- Exercise task: From the listing below, pick out each line with the word "ισχυρως".

[Begin Extracted material]

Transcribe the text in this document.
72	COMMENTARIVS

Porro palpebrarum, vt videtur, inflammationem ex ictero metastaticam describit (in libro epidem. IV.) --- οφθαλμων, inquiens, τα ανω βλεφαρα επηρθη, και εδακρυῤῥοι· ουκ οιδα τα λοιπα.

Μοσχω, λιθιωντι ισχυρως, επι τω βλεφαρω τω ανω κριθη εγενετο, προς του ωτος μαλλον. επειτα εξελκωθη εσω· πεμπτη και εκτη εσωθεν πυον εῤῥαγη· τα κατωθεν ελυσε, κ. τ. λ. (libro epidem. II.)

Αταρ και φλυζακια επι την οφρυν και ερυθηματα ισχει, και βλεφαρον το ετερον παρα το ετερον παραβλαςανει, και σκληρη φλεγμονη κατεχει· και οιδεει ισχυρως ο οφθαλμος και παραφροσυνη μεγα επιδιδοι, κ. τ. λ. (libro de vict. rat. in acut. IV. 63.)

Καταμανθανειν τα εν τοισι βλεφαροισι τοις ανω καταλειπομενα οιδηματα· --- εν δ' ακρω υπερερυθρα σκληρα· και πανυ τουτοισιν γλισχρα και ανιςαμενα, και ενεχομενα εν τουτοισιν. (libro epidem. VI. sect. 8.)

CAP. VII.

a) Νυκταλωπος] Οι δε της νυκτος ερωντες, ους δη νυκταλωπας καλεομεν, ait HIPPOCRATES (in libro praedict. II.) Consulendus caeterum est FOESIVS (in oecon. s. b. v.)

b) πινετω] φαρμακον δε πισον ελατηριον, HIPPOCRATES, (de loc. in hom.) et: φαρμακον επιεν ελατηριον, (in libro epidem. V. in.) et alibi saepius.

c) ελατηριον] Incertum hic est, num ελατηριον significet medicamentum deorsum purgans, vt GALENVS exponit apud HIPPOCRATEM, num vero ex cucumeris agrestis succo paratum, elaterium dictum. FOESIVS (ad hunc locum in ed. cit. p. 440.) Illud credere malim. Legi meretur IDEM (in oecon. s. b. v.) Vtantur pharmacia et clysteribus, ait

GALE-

[End Extracted material]

- The result:
Μοσχω, λιθιωντι ισχυρως, επι τω βλεφαρω τω ανω κριθη εγενετο, προς του ωτος μαλλον. επειτα εξελκωθη εσω· πεμπτη και εκτη εσωθεν πυον εῤῥαγη· τα κατωθεν ελυσε, κ. τ. λ. (libro epidem. II.)
Αταρ και φλυζακια επι την οφρυν και ερυθηματα ισχει, και βλεφαρον το ετερον παρα το ετερον παραβλαςανει, και σκληρη φλεγμονη κατεχει· και οιδεει ισχυρως ο οφθαλμος και παραφροσυνη μεγα επιδιδοι, κ. τ. λ. (libro de vict. rat. in acut. IV. 63.)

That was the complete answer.